• [What you should do]:
Below are records to transcribe exactly, without their pictures.

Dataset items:
......
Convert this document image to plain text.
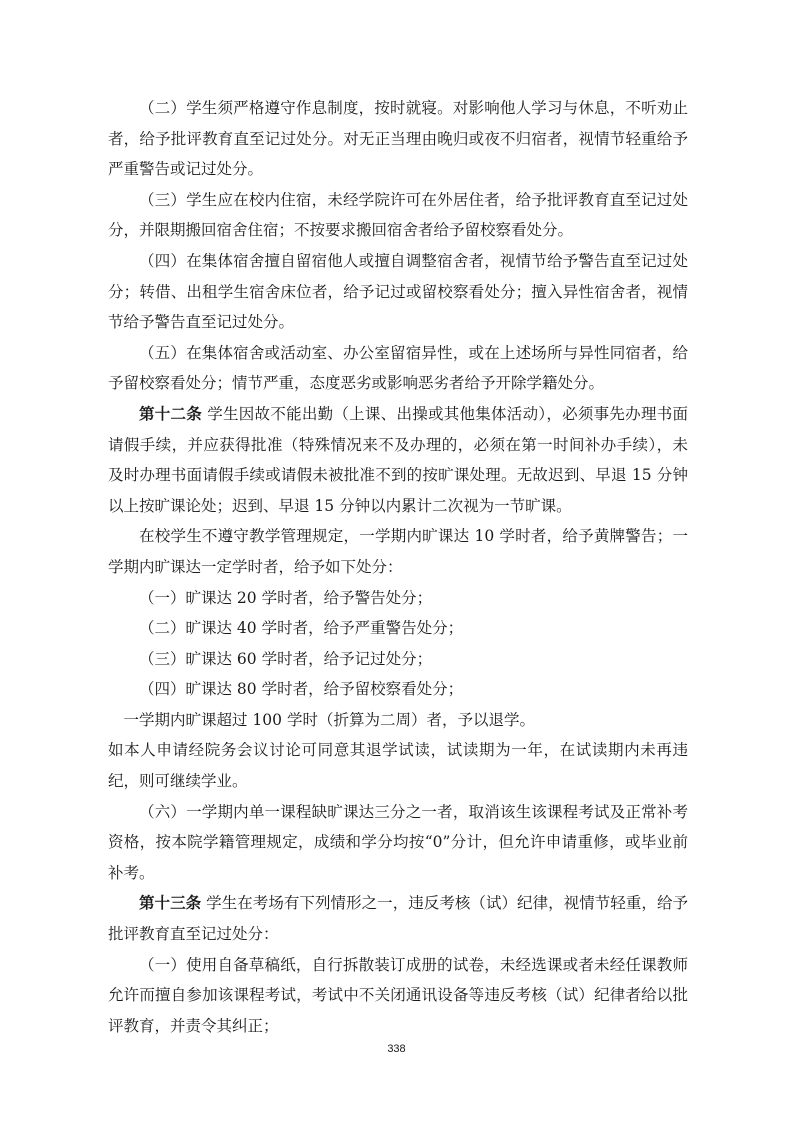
（二）学生须严格遵守作息制度，按时就寝。对影响他人学习与休息，不听劝止者，给予批评教育直至记过处分。对无正当理由晚归或夜不归宿者，视情节轻重给予严重警告或记过处分。

（三）学生应在校内住宿，未经学院许可在外居住者，给予批评教育直至记过处分，并限期搬回宿舍住宿；不按要求搬回宿舍者给予留校察看处分。

（四）在集体宿舍擅自留宿他人或擅自调整宿舍者，视情节给予警告直至记过处分；转借、出租学生宿舍床位者，给予记过或留校察看处分；擅入异性宿舍者，视情节给予警告直至记过处分。

（五）在集体宿舍或活动室、办公室留宿异性，或在上述场所与异性同宿者，给予留校察看处分；情节严重，态度恶劣或影响恶劣者给予开除学籍处分。

第十二条 学生因故不能出勤（上课、出操或其他集体活动），必须事先办理书面请假手续，并应获得批准（特殊情况来不及办理的，必须在第一时间补办手续），未及时办理书面请假手续或请假未被批准不到的按旷课处理。无故迟到、早退 15 分钟以上按旷课论处；迟到、早退 15 分钟以内累计二次视为一节旷课。

在校学生不遵守教学管理规定，一学期内旷课达 10 学时者，给予黄牌警告；一学期内旷课达一定学时者，给予如下处分：

（一）旷课达 20 学时者，给予警告处分；

（二）旷课达 40 学时者，给予严重警告处分；

（三）旷课达 60 学时者，给予记过处分；

（四）旷课达 80 学时者，给予留校察看处分；

一学期内旷课超过 100 学时（折算为二周）者，予以退学。

如本人申请经院务会议讨论可同意其退学试读，试读期为一年，在试读期内未再违纪，则可继续学业。

（六）一学期内单一课程缺旷课达三分之一者，取消该生该课程考试及正常补考资格，按本院学籍管理规定，成绩和学分均按“0”分计，但允许申请重修，或毕业前补考。

第十三条 学生在考场有下列情形之一，违反考核（试）纪律，视情节轻重，给予批评教育直至记过处分：

（一）使用自备草稿纸，自行拆散装订成册的试卷，未经选课或者未经任课教师允许而擅自参加该课程考试，考试中不关闭通讯设备等违反考核（试）纪律者给以批评教育，并责令其纠正；

338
......
• [Worked solution]:
Convert this document image to plain text.
（二）学生须严格遵守作息制度，按时就寝。对影响他人学习与休息，不听劝止者，给予批评教育直至记过处分。对无正当理由晚归或夜不归宿者，视情节轻重给予严重警告或记过处分。

（三）学生应在校内住宿，未经学院许可在外居住者，给予批评教育直至记过处分，并限期搬回宿舍住宿；不按要求搬回宿舍者给予留校察看处分。

（四）在集体宿舍擅自留宿他人或擅自调整宿舍者，视情节给予警告直至记过处分；转借、出租学生宿舍床位者，给予记过或留校察看处分；擅入异性宿舍者，视情节给予警告直至记过处分。

（五）在集体宿舍或活动室、办公室留宿异性，或在上述场所与异性同宿者，给予留校察看处分；情节严重，态度恶劣或影响恶劣者给予开除学籍处分。

第十二条 学生因故不能出勤（上课、出操或其他集体活动），必须事先办理书面请假手续，并应获得批准（特殊情况来不及办理的，必须在第一时间补办手续），未及时办理书面请假手续或请假未被批准不到的按旷课处理。无故迟到、早退 15 分钟以上按旷课论处；迟到、早退 15 分钟以内累计二次视为一节旷课。

在校学生不遵守教学管理规定，一学期内旷课达 10 学时者，给予黄牌警告；一学期内旷课达一定学时者，给予如下处分：

（一）旷课达 20 学时者，给予警告处分；

（二）旷课达 40 学时者，给予严重警告处分；

（三）旷课达 60 学时者，给予记过处分；

（四）旷课达 80 学时者，给予留校察看处分；

一学期内旷课超过 100 学时（折算为二周）者，予以退学。

如本人申请经院务会议讨论可同意其退学试读，试读期为一年，在试读期内未再违纪，则可继续学业。

（六）一学期内单一课程缺旷课达三分之一者，取消该生该课程考试及正常补考资格，按本院学籍管理规定，成绩和学分均按“0”分计，但允许申请重修，或毕业前补考。

第十三条 学生在考场有下列情形之一，违反考核（试）纪律，视情节轻重，给予批评教育直至记过处分：

（一）使用自备草稿纸，自行拆散装订成册的试卷，未经选课或者未经任课教师允许而擅自参加该课程考试，考试中不关闭通讯设备等违反考核（试）纪律者给以批评教育，并责令其纠正；

338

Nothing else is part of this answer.